## Aim
Find each line containing the string "общего" and return it.

• • • •

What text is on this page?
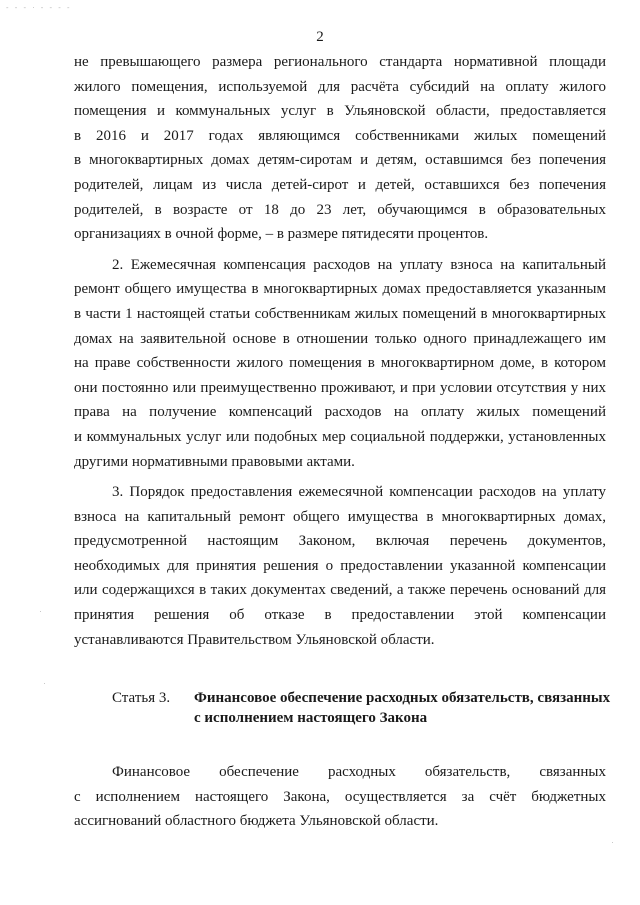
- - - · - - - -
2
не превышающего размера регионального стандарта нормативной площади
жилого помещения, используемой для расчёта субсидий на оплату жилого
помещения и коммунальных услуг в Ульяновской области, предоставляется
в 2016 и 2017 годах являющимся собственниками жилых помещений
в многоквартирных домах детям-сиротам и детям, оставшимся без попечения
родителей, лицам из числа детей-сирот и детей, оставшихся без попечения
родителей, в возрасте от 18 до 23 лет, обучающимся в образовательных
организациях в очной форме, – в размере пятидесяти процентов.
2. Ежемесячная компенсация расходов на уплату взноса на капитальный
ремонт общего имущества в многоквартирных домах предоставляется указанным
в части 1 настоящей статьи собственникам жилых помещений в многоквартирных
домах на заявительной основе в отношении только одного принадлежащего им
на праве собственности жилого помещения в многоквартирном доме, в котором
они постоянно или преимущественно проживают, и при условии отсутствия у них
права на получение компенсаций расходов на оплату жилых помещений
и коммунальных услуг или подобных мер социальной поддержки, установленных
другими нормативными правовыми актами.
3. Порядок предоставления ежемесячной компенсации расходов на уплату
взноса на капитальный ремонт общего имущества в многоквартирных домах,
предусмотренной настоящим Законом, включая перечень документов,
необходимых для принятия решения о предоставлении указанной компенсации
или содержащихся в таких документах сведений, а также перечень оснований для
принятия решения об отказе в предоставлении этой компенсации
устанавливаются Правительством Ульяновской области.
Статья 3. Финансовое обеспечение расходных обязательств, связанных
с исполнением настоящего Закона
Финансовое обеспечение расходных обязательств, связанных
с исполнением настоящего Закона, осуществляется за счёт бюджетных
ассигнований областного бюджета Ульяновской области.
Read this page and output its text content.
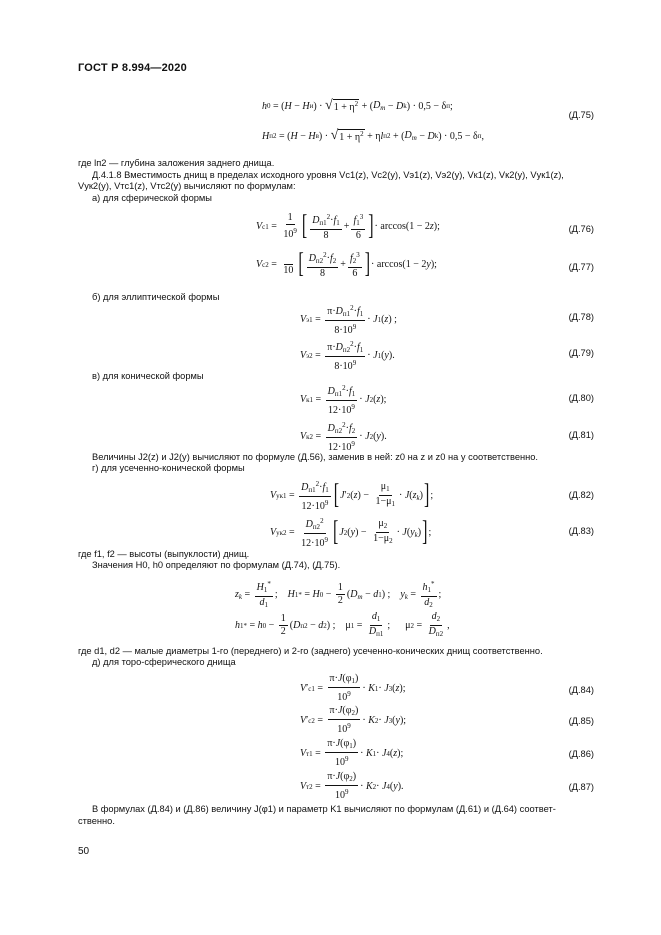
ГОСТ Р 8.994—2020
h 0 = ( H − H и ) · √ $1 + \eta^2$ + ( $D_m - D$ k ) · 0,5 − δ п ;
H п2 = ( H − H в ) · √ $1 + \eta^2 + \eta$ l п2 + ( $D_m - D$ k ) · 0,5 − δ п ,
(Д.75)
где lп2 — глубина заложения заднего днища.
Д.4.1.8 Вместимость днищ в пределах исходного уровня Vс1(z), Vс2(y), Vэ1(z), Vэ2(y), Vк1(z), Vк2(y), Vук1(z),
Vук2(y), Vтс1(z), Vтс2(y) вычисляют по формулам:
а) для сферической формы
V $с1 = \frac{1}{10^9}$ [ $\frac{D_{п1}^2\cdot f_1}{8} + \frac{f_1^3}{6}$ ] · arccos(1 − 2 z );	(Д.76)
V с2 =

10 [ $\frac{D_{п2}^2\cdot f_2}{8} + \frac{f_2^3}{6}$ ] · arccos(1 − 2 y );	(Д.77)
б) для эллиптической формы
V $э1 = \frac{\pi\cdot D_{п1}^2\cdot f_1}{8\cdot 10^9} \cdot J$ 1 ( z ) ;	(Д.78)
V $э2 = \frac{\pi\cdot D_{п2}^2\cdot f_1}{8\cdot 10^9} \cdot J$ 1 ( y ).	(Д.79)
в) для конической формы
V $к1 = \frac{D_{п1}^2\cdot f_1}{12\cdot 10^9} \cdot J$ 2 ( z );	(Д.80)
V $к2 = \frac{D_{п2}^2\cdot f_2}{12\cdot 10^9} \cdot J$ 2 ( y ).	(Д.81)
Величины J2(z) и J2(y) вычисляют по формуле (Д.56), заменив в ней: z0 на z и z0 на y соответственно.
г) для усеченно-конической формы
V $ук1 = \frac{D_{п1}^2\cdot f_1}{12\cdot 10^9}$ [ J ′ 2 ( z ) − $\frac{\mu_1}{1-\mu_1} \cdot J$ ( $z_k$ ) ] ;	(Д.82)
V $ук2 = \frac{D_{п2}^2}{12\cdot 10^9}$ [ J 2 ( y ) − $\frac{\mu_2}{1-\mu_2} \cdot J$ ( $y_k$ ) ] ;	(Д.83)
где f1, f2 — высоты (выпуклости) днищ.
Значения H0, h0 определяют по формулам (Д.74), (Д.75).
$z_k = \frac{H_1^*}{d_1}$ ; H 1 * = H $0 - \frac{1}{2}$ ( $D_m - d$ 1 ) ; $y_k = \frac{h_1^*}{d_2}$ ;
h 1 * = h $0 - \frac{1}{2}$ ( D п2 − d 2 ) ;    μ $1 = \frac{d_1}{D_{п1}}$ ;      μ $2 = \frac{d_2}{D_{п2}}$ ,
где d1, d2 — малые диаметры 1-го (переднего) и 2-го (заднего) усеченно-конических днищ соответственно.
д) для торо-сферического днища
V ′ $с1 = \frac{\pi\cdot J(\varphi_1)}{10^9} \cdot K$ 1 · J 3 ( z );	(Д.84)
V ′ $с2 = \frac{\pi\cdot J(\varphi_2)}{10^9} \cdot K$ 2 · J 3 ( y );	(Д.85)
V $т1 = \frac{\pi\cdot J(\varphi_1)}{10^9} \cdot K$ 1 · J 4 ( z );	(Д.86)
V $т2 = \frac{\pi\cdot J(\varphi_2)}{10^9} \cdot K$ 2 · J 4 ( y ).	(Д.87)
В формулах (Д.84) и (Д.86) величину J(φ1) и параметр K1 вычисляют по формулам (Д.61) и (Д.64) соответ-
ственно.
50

• • • •

## Reply
ремонт общего имущества в многоквартирных домах предоставляется указанным
взноса на капитальный ремонт общего имущества в многоквартирных домах,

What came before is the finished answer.